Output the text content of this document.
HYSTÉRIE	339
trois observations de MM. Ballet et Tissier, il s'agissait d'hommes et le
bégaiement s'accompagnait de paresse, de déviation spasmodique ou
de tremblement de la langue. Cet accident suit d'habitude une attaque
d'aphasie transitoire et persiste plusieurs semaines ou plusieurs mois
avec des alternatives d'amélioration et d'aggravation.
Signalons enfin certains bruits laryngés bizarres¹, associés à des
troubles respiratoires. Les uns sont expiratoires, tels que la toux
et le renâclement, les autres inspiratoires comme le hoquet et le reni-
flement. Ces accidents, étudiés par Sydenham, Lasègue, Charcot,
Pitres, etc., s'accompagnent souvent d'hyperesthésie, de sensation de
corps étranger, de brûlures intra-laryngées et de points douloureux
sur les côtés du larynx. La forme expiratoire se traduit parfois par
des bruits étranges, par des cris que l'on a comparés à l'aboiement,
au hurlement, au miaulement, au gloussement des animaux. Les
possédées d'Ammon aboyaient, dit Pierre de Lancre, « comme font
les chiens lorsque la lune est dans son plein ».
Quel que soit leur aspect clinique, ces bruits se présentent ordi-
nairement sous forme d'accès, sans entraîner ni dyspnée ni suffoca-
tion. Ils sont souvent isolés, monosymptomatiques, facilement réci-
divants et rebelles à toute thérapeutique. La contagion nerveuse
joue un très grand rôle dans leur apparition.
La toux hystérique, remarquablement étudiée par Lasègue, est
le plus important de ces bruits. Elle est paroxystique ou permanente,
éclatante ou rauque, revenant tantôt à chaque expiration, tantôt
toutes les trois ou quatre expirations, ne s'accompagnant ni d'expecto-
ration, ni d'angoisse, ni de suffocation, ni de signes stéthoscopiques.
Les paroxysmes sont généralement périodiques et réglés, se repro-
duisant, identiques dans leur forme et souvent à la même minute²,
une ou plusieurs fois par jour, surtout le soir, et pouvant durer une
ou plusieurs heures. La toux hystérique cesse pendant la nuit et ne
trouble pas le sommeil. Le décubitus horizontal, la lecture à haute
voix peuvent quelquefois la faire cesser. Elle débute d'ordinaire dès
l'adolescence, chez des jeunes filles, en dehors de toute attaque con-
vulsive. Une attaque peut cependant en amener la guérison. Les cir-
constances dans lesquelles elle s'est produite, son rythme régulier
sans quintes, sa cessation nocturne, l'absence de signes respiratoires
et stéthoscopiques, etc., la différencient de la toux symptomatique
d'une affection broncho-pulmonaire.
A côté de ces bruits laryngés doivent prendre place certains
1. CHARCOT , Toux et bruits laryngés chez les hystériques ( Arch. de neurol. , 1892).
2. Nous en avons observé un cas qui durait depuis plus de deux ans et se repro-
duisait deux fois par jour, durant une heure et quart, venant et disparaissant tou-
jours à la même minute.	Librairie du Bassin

• [Aim of the exercise]: Count each line above in which the string "plusieurs" appears, then state only the total.

• [Response below]: 3